- **Provided material**
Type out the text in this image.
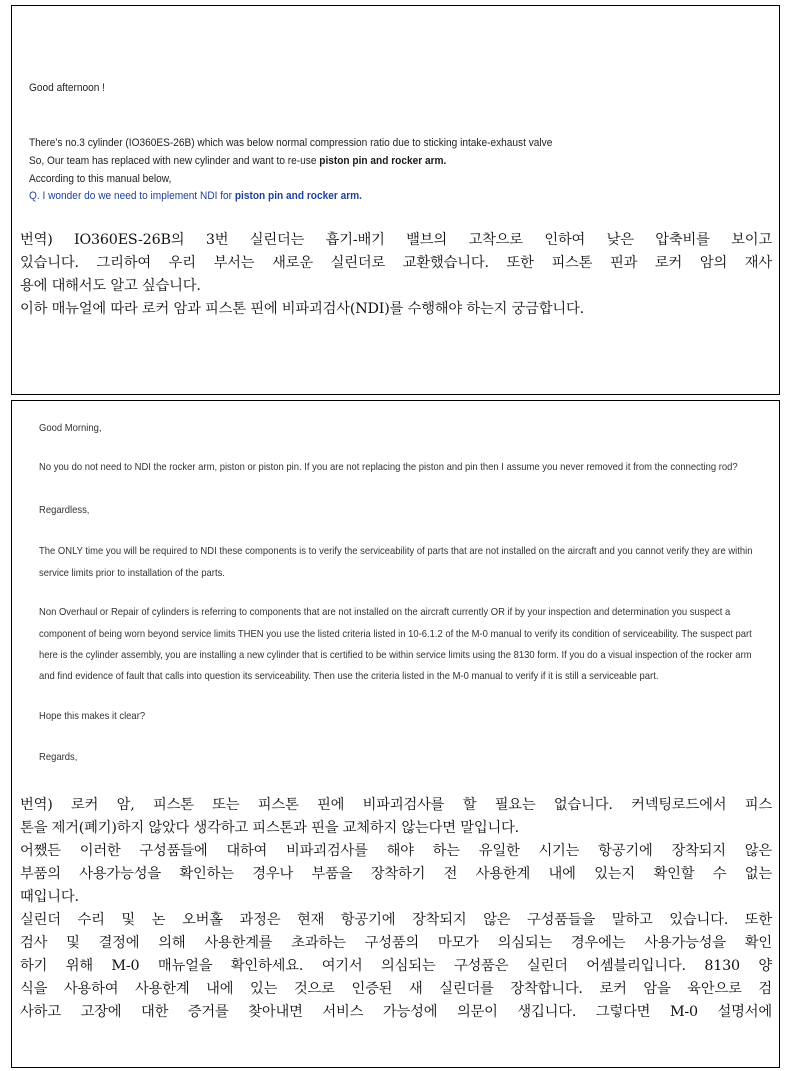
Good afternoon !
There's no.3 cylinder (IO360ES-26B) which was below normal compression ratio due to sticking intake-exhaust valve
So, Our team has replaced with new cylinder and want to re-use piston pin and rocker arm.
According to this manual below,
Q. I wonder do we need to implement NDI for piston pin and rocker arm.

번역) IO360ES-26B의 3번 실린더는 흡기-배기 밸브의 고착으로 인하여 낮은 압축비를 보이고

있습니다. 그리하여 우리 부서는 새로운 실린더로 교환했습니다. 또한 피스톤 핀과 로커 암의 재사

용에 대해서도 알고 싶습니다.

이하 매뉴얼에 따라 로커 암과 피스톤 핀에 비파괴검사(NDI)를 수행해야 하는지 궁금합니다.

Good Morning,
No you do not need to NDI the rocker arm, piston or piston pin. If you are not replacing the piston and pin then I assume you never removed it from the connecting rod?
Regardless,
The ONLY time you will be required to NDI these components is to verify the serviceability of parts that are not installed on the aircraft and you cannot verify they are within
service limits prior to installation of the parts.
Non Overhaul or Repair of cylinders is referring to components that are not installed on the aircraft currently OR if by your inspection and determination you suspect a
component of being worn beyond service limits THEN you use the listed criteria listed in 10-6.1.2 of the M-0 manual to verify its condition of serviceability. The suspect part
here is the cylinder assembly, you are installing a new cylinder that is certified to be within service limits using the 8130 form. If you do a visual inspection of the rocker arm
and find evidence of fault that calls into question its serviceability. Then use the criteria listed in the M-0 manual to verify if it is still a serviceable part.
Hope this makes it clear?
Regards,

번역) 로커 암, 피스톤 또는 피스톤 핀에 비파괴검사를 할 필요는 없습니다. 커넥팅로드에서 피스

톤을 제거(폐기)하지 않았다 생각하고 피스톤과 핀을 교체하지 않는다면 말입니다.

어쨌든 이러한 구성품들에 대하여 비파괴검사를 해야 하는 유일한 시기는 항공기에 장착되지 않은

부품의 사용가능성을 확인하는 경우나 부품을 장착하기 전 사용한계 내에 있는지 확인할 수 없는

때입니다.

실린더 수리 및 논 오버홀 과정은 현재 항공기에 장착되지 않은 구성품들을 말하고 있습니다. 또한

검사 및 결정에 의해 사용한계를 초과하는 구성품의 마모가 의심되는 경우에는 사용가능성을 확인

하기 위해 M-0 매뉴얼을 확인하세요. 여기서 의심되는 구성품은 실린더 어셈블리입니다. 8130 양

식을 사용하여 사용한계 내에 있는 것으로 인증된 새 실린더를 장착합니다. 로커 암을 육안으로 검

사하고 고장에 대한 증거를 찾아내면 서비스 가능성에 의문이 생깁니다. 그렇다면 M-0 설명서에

---

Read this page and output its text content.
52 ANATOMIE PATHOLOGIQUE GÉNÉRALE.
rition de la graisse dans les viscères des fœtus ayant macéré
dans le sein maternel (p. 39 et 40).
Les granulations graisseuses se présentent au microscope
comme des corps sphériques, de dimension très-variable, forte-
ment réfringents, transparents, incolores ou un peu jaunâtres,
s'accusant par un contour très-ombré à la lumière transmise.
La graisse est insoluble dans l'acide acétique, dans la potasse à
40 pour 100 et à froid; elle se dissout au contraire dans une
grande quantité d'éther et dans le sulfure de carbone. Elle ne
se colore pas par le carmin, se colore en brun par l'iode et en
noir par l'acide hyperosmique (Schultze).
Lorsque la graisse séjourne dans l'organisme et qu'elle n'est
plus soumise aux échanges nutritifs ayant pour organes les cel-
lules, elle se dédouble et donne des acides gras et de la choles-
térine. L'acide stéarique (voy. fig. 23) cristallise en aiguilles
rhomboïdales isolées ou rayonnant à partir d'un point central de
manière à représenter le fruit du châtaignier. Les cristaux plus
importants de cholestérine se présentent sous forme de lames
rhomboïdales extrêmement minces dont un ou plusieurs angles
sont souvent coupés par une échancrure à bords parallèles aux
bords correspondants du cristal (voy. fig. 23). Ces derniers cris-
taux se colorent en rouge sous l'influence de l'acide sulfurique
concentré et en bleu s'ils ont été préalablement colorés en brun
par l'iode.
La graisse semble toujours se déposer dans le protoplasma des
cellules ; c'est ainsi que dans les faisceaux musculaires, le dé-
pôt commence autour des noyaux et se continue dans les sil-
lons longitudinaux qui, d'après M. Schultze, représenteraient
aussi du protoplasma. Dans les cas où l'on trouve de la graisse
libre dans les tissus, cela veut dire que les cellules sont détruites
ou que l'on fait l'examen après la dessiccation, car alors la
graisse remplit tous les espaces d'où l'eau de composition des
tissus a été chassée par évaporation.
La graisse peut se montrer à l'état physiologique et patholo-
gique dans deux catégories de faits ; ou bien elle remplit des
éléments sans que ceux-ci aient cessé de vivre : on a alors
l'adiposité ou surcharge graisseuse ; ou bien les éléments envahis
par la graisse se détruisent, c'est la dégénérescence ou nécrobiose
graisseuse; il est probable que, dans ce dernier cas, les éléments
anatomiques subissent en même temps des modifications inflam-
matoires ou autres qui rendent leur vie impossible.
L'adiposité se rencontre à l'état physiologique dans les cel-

==

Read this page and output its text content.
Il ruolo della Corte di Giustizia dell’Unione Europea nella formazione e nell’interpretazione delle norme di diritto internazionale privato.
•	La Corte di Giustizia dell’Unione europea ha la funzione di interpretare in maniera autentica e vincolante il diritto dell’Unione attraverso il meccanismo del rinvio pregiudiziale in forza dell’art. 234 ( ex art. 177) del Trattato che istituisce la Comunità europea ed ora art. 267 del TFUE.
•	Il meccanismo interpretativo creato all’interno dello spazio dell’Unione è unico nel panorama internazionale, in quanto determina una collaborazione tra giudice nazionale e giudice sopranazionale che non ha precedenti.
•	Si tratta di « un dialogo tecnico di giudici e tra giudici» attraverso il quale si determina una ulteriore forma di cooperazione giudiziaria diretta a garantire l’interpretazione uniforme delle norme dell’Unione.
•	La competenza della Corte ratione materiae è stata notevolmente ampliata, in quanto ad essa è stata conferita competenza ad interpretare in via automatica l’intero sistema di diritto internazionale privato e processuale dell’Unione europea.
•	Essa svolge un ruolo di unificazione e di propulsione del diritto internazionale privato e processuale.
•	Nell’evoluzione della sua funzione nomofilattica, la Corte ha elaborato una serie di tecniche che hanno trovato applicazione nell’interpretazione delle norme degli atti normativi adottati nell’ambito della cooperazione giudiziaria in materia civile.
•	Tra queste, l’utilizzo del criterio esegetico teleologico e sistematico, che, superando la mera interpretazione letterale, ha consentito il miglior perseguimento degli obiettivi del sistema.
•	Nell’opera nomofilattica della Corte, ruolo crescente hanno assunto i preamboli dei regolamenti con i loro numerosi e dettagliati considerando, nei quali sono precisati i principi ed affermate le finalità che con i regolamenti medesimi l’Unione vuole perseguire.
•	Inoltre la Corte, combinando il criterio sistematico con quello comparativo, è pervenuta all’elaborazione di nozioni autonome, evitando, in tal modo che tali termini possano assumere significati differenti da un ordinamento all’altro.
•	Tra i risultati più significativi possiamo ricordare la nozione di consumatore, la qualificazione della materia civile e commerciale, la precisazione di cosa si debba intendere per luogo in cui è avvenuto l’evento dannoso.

- **Exercise requirements**
Say the number of lines in the records above that include the string "tissus", and no more.

- **Task solution**
2